Directions:
Extract verbatim every line from the one containing "Enumerate this screenshot's" to the final line of the records below, inclusive, and exclude all pictures.

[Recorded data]
BEGIN

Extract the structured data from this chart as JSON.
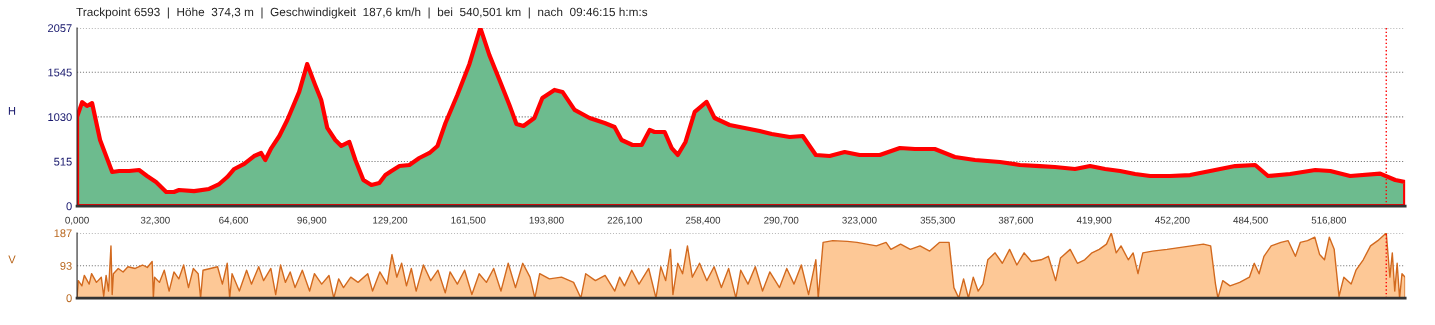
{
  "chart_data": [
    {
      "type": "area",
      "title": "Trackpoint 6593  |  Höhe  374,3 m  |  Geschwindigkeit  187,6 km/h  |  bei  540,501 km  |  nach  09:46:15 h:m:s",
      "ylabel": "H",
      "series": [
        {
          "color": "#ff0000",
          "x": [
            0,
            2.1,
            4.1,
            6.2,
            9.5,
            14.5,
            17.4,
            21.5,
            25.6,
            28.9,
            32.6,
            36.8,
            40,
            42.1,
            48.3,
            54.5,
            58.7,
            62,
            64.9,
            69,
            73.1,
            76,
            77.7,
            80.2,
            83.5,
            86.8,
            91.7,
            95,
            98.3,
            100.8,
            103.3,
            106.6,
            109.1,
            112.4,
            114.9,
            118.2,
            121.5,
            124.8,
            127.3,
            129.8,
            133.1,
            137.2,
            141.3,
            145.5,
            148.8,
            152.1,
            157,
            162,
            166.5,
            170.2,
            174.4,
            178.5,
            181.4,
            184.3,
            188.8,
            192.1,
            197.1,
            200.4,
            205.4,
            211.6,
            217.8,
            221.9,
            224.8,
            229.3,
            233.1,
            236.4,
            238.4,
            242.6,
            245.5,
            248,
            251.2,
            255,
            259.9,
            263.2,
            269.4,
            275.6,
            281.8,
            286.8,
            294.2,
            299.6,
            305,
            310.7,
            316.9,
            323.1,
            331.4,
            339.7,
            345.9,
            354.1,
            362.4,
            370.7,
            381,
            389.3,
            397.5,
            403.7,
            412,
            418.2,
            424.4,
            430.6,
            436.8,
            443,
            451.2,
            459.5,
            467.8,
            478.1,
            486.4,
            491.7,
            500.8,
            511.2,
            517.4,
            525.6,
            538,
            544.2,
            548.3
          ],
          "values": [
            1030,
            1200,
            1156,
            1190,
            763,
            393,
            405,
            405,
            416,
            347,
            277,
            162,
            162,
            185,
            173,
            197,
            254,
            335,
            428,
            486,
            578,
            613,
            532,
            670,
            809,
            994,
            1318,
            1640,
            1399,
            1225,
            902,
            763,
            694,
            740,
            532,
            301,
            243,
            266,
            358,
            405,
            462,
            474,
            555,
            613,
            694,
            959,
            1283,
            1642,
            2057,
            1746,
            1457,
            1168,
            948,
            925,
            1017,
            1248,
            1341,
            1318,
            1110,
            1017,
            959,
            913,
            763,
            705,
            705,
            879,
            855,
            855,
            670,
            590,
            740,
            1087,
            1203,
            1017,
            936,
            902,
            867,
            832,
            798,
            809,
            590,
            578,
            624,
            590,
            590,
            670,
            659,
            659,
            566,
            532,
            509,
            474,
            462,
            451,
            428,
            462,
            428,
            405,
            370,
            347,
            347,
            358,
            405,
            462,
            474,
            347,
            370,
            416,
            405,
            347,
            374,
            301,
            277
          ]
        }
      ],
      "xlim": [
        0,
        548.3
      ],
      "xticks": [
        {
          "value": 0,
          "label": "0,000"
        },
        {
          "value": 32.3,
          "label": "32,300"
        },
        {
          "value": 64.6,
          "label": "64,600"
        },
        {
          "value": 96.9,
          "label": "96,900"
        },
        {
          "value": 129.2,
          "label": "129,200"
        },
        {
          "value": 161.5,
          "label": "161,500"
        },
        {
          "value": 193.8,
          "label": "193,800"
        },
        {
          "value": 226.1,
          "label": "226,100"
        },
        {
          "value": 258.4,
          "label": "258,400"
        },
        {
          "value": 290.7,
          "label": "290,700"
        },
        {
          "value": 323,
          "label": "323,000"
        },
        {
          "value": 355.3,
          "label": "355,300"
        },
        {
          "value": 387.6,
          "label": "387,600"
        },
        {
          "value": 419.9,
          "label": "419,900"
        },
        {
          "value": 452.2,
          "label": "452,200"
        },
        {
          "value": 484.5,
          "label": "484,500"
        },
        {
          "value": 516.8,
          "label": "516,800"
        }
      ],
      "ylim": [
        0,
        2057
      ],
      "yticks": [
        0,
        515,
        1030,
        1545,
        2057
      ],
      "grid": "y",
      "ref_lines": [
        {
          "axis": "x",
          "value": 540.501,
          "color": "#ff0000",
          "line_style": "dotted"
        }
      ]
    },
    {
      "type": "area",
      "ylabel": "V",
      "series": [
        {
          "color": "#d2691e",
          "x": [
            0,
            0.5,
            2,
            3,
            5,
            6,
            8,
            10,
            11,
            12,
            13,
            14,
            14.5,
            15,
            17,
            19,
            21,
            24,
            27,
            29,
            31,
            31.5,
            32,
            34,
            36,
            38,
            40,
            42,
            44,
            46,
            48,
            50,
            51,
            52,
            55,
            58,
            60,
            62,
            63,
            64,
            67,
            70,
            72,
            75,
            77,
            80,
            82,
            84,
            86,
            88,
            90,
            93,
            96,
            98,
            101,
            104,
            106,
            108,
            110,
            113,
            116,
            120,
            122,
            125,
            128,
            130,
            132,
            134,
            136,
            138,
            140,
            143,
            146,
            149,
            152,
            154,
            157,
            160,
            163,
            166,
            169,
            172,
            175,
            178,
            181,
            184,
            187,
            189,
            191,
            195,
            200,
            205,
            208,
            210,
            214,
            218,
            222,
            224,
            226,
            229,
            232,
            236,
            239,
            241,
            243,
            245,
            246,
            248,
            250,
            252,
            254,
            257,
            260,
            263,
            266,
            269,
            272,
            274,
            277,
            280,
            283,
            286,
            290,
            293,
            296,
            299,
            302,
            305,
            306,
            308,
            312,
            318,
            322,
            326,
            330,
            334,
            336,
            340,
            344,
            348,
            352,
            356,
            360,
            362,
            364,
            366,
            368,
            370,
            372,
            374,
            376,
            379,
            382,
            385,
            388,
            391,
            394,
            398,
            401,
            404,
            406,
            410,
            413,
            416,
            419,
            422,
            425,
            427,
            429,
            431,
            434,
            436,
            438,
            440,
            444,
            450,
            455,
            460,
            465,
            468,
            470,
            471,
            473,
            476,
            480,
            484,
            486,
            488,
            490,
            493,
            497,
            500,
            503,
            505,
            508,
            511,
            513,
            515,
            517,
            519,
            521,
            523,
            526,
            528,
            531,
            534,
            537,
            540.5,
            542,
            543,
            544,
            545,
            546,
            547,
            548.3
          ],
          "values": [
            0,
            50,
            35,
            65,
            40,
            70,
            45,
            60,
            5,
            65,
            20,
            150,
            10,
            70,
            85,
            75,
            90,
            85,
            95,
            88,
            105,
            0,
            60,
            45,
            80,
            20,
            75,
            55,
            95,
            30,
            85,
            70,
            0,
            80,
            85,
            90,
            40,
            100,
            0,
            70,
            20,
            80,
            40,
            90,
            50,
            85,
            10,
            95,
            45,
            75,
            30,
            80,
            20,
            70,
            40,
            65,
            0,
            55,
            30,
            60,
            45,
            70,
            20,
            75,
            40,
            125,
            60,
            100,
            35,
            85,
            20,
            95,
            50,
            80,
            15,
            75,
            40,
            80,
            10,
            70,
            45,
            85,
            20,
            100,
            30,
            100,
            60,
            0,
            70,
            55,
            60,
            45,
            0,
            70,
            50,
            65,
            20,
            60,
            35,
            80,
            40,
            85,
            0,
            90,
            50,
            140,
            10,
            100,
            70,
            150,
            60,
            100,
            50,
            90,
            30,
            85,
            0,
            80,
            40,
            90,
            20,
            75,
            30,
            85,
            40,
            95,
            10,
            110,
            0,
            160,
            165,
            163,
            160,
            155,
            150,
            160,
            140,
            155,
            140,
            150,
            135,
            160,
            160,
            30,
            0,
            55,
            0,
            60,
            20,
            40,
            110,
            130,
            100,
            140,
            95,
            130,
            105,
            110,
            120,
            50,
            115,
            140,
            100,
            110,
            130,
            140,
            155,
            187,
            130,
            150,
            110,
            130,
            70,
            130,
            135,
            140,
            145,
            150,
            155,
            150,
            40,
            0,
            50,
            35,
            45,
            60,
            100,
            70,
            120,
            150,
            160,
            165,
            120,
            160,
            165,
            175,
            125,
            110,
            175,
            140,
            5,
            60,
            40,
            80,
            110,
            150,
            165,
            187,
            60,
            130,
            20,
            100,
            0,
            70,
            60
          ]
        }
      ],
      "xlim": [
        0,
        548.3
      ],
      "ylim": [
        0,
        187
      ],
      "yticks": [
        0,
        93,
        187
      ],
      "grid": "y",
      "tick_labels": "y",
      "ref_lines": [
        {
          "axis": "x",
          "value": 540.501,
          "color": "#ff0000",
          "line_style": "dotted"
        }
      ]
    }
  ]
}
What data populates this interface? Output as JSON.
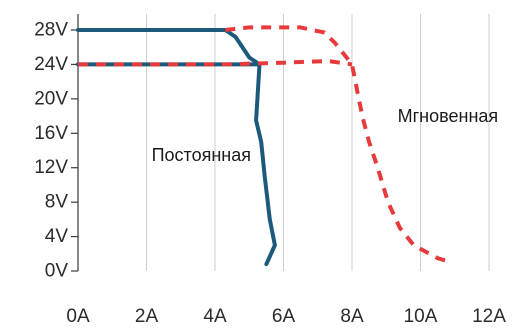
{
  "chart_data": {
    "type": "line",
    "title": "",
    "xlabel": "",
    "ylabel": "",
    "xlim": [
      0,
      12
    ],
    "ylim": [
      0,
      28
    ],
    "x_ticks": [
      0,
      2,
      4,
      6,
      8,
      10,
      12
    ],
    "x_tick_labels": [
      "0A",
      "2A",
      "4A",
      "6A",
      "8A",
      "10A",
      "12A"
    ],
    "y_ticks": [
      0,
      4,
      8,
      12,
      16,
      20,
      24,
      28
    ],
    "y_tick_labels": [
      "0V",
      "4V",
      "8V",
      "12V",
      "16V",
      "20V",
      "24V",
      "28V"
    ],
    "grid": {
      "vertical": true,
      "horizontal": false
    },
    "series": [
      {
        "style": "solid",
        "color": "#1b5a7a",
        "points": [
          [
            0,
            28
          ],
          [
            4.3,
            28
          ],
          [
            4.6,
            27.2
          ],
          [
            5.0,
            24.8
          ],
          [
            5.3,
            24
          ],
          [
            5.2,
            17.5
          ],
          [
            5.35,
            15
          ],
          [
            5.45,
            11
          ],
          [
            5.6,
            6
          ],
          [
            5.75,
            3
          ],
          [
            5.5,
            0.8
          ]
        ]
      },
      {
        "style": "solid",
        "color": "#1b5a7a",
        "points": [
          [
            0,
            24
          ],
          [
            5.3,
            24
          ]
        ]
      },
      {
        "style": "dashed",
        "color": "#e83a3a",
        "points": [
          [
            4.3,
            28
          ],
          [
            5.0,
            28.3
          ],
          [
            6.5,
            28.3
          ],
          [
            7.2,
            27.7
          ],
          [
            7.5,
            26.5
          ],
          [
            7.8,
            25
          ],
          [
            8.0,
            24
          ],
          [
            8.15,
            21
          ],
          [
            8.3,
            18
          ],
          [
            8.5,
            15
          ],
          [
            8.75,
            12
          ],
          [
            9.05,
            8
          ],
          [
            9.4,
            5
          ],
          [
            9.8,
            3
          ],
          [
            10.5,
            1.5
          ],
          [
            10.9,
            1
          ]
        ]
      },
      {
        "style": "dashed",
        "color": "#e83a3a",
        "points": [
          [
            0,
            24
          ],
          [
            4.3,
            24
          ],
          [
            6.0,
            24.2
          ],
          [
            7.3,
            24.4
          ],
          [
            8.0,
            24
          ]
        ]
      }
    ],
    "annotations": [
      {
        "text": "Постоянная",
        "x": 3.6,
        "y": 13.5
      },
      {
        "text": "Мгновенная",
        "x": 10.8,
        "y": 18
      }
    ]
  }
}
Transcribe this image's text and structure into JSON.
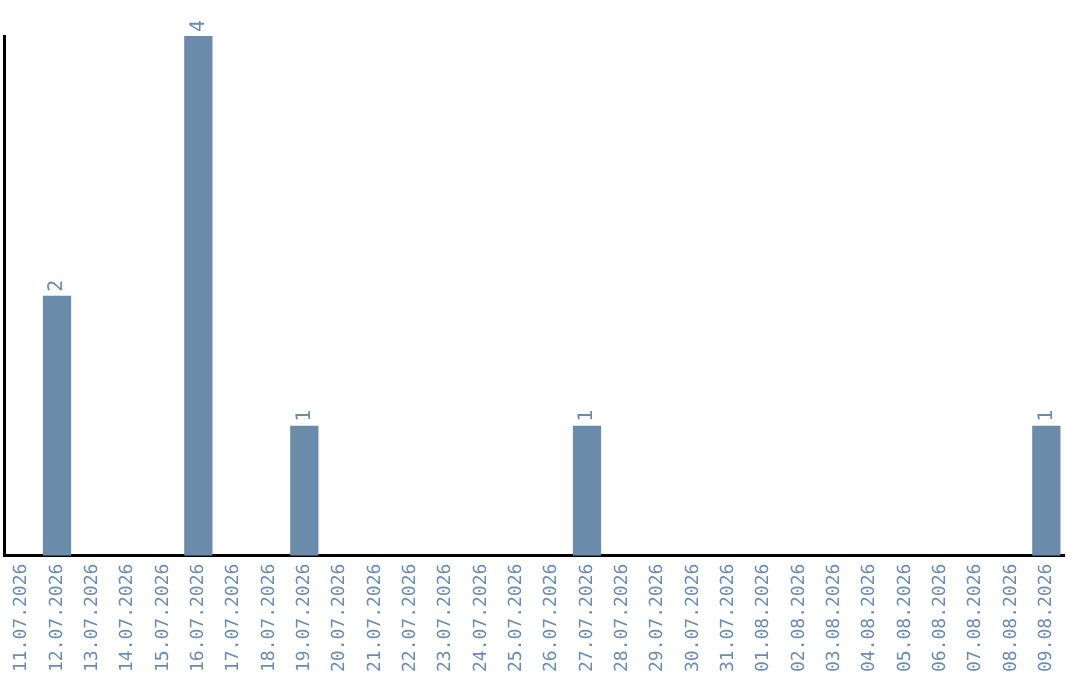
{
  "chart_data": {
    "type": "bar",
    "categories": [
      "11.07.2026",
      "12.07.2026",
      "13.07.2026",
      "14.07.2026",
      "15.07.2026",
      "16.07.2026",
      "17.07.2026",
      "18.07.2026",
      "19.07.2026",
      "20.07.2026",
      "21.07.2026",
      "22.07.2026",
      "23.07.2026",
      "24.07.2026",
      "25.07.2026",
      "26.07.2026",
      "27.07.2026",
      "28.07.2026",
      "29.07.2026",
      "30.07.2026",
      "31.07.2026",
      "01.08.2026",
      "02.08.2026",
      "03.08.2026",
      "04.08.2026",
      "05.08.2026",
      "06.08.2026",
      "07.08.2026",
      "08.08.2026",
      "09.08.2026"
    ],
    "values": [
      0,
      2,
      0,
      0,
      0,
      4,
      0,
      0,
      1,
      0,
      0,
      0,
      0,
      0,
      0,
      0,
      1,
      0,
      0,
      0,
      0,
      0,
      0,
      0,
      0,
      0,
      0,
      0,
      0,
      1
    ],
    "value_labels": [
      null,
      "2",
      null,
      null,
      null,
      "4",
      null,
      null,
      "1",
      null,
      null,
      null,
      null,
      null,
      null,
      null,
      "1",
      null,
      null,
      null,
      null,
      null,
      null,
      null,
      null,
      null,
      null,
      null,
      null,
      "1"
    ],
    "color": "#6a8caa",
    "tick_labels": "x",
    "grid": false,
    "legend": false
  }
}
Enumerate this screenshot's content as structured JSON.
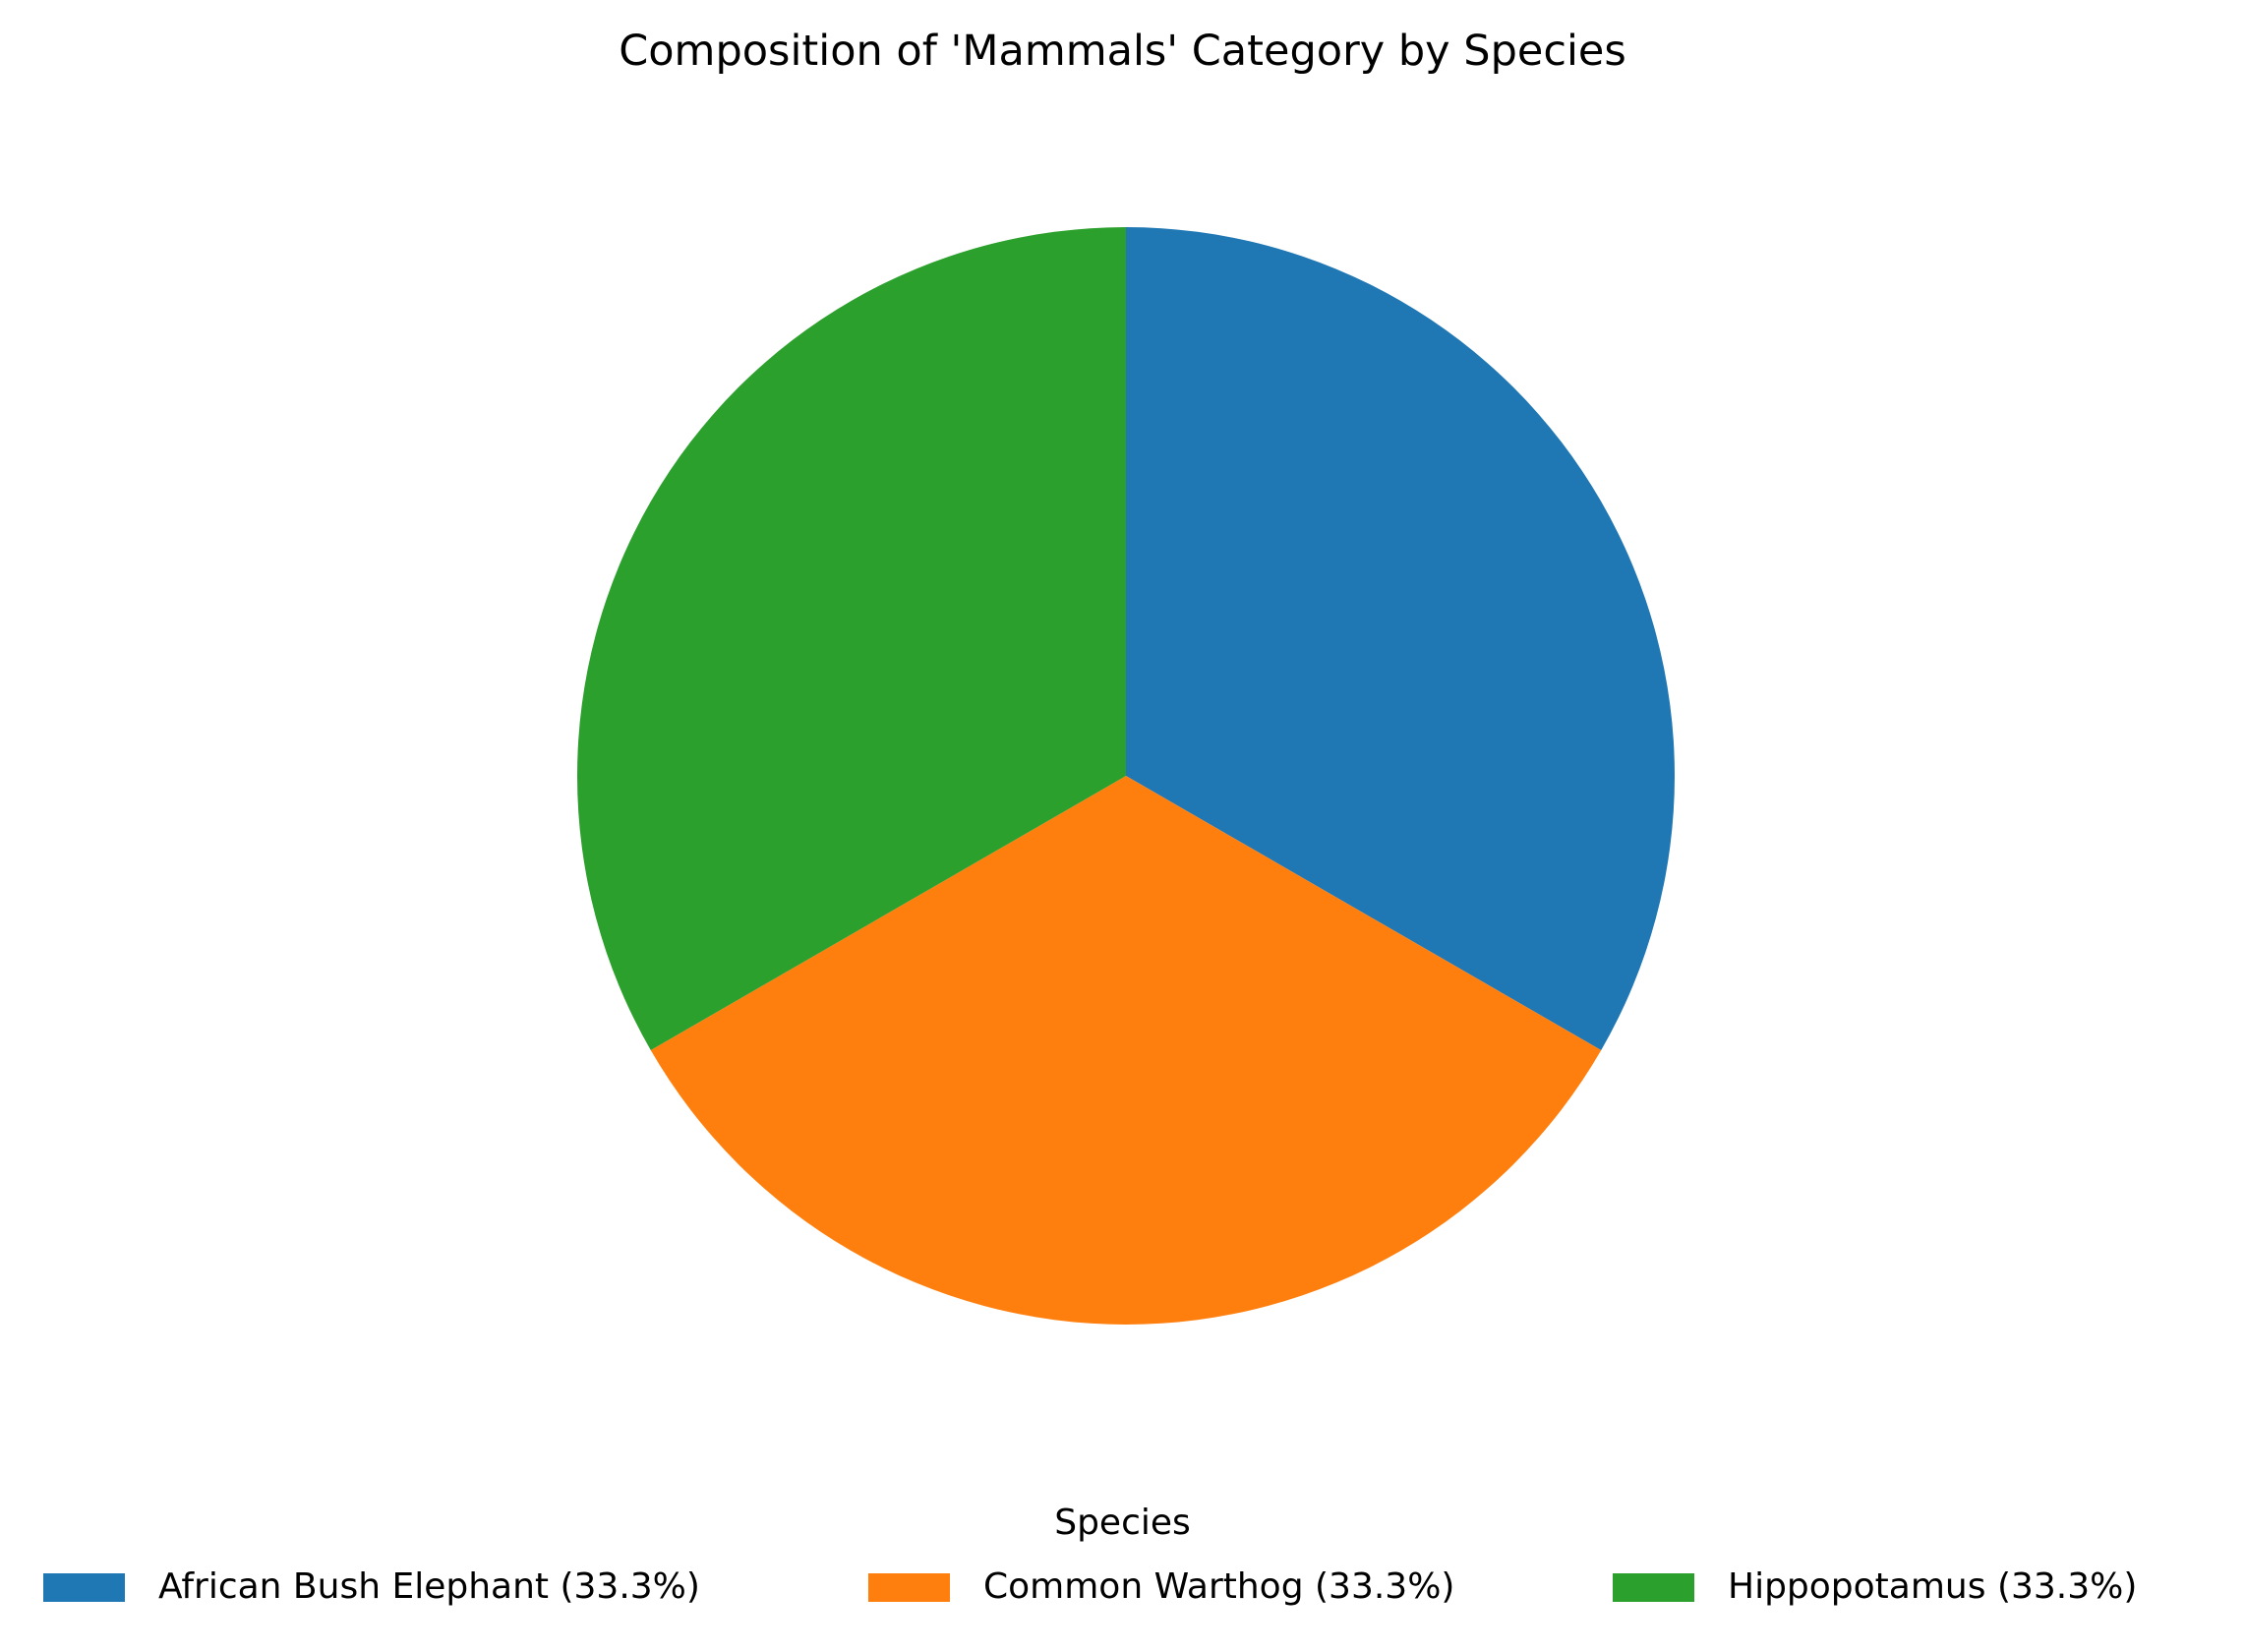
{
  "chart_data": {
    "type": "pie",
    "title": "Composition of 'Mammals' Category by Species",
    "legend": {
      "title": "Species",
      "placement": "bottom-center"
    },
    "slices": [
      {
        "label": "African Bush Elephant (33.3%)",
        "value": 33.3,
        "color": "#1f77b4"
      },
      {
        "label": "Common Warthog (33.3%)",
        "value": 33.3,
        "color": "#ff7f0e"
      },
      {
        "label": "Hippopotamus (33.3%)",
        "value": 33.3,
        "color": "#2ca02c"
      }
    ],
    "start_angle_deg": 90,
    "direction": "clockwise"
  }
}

END

Reply:
Enumerate this screenshot's content as structured JSON.
{
  "chart_data": {
    "type": "pie",
    "title": "Composition of 'Mammals' Category by Species",
    "legend": {
      "title": "Species",
      "placement": "bottom-center"
    },
    "slices": [
      {
        "label": "African Bush Elephant (33.3%)",
        "value": 33.3,
        "color": "#1f77b4"
      },
      {
        "label": "Common Warthog (33.3%)",
        "value": 33.3,
        "color": "#ff7f0e"
      },
      {
        "label": "Hippopotamus (33.3%)",
        "value": 33.3,
        "color": "#2ca02c"
      }
    ],
    "start_angle_deg": 90,
    "direction": "clockwise"
  }
}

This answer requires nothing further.